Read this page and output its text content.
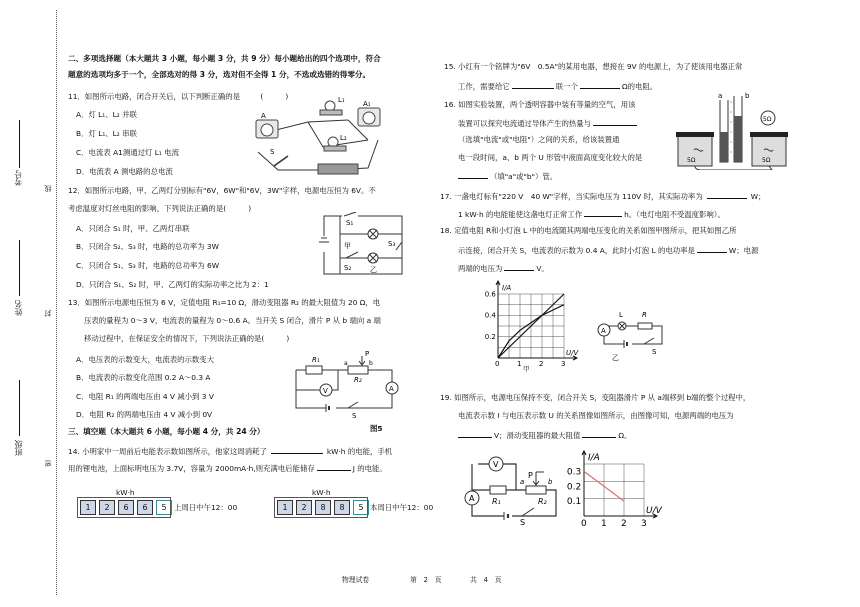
考号
姓名
班级
线
封
密
二、多项选择题（本大题共 3 小题，每小题 3 分，共 9 分）每小题给出的四个选项中，符合
题意的选项均多于一个，全部选对的得 3 分，选对但不全得 1 分，不选或选错的得零分。
11．如图所示电路，闭合开关后，以下判断正确的是	(　　　)
A．灯 L₁、L₂ 并联
B．灯 L₁、L₂ 串联
C．电流表 A1测通过灯 L₁ 电流
D．电流表 A 测电路的总电流
A
A₁
L₁
L₂
S
12．如图所示电路，甲、乙两灯分别标有"6V，6W"和"6V，3W"字样，电源电压恒为 6V。不
考虑温度对灯丝电阻的影响，下列说法正确的是(　　　)
A．只闭合 S₁ 时，甲、乙两灯串联
B．只闭合 S₂、S₃ 时，电路的总功率为 3W
C．只闭合 S₁、S₃ 时，电路的总功率为 6W
D．只闭合 S₁、S₂ 时，甲、乙两灯的实际功率之比为 2：1
S₁
甲
S₂
S₃
乙
13．如图所示电源电压恒为 6 V，定值电阻 R₁=10 Ω，滑动变阻器 R₂ 的最大阻值为 20 Ω，电
压表的量程为 0～3 V，电流表的量程为 0～0.6 A。当开关 S 闭合，滑片 P 从 b 端向 a 端
移动过程中，在保证安全的情况下，下列说法正确的是(　　　)
A．电压表的示数变大，电流表的示数变大
B．电流表的示数变化范围 0.2 A～0.3 A
C．电阻 R₁ 的两端电压由 4 V 减小到 3 V
D．电阻 R₂ 的两端电压由 4 V 减小到 0V
R₁
R₂
P
a	b
V	A
S
三、填空题（本大题共 6 小题，每小题 4 分，共 24 分）	图5
14. 小明家中一周前后电能表示数如图所示，他家这周消耗了	kW·h 的电能，手机
用的锂电池，上面标明电压为 3.7V，容量为 2000mA·h,则充满电后能储存	J 的电能。
kW·h
1	2	6	6	5	上周日中午12：00
kW·h
1	2	8	8	5 本周日中午12：00
15. 小红有一个铭牌为"6V　0.5A"的某用电器，想接在 9V 的电源上，为了使该用电器正常
工作，需要给它	联一个	Ω的电阻。
16. 如图实验装置，两个透明容器中装有等量的空气，用该
装置可以探究电流通过导体产生的热量与
（选填"电流"或"电阻"）之间的关系，给该装置通
电一段时间，a、b 两个 U 形管中液面高度变化较大的是
（填"a"或"b"）管。
a	b
5Ω
5Ω
5Ω
17. 一盏电灯标有"220 V　40 W"字样，当实际电压为 110V 时，其实际功率为	W；
1 kW·h 的电能能使这盏电灯正常工作	h。（电灯电阻不受温度影响）。
18. 定值电阻 R和小灯泡 L 中的电流随其两端电压变化的关系如图甲图所示，把其如图乙所
示连接，闭合开关 S，电流表的示数为 0.4 A，此时小灯泡 L 的电功率是	W；电源
两端的电压为	V。
0	1	2	3
0.2
0.4
0.6
U/V
I/A
甲
A
L	R
S
乙
19. 如图所示，电源电压保持不变，闭合开关 S，变阻器滑片 P 从 a端移到 b端的整个过程中，
电流表示数 I 与电压表示数 U 的关系图像如图所示，由图像可知，电源两端的电压为
V；滑动变阻器的最大阻值	Ω。
V
A R₁	R₂
P
a	b
S	0 1 2 3
0.1
0.2
0.3
U/V
I/A
物理试卷	第　2　页	共　4　页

## Work instructions
Quote each record exactly as it stands, minus the pictures.

## Answer to the problem
Read this page and output its text content.
考号
姓名
班级
线
封
密
二、多项选择题（本大题共 3 小题，每小题 3 分，共 9 分）每小题给出的四个选项中，符合
题意的选项均多于一个，全部选对的得 3 分，选对但不全得 1 分，不选或选错的得零分。
11．如图所示电路，闭合开关后，以下判断正确的是	(　　　)
A．灯 L₁、L₂ 并联
B．灯 L₁、L₂ 串联
C．电流表 A1测通过灯 L₁ 电流
D．电流表 A 测电路的总电流
A
A₁
L₁
L₂
S
12．如图所示电路，甲、乙两灯分别标有"6V，6W"和"6V，3W"字样，电源电压恒为 6V。不
考虑温度对灯丝电阻的影响，下列说法正确的是(　　　)
A．只闭合 S₁ 时，甲、乙两灯串联
B．只闭合 S₂、S₃ 时，电路的总功率为 3W
C．只闭合 S₁、S₃ 时，电路的总功率为 6W
D．只闭合 S₁、S₂ 时，甲、乙两灯的实际功率之比为 2：1
S₁
甲
S₂
S₃
乙
13．如图所示电源电压恒为 6 V，定值电阻 R₁=10 Ω，滑动变阻器 R₂ 的最大阻值为 20 Ω，电
压表的量程为 0～3 V，电流表的量程为 0～0.6 A。当开关 S 闭合，滑片 P 从 b 端向 a 端
移动过程中，在保证安全的情况下，下列说法正确的是(　　　)
A．电压表的示数变大，电流表的示数变大
B．电流表的示数变化范围 0.2 A～0.3 A
C．电阻 R₁ 的两端电压由 4 V 减小到 3 V
D．电阻 R₂ 的两端电压由 4 V 减小到 0V
R₁
R₂
P
a	b
V	A
S
三、填空题（本大题共 6 小题，每小题 4 分，共 24 分）	图5
14. 小明家中一周前后电能表示数如图所示，他家这周消耗了	kW·h 的电能，手机
用的锂电池，上面标明电压为 3.7V，容量为 2000mA·h,则充满电后能储存	J 的电能。
kW·h
1	2	6	6	5	上周日中午12：00
kW·h
1	2	8	8	5 本周日中午12：00
15. 小红有一个铭牌为"6V　0.5A"的某用电器，想接在 9V 的电源上，为了使该用电器正常
工作，需要给它	联一个	Ω的电阻。
16. 如图实验装置，两个透明容器中装有等量的空气，用该
装置可以探究电流通过导体产生的热量与
（选填"电流"或"电阻"）之间的关系，给该装置通
电一段时间，a、b 两个 U 形管中液面高度变化较大的是
（填"a"或"b"）管。
a	b
5Ω
5Ω
5Ω
17. 一盏电灯标有"220 V　40 W"字样，当实际电压为 110V 时，其实际功率为	W；
1 kW·h 的电能能使这盏电灯正常工作	h。（电灯电阻不受温度影响）。
18. 定值电阻 R和小灯泡 L 中的电流随其两端电压变化的关系如图甲图所示，把其如图乙所
示连接，闭合开关 S，电流表的示数为 0.4 A，此时小灯泡 L 的电功率是	W；电源
两端的电压为	V。
0	1	2	3
0.2
0.4
0.6
U/V
I/A
甲
A
L	R
S
乙
19. 如图所示，电源电压保持不变，闭合开关 S，变阻器滑片 P 从 a端移到 b端的整个过程中，
电流表示数 I 与电压表示数 U 的关系图像如图所示，由图像可知，电源两端的电压为
V；滑动变阻器的最大阻值	Ω。
V
A R₁	R₂
P
a	b
S	0 1 2 3
0.1
0.2
0.3
U/V
I/A
物理试卷	第　2　页	共　4　页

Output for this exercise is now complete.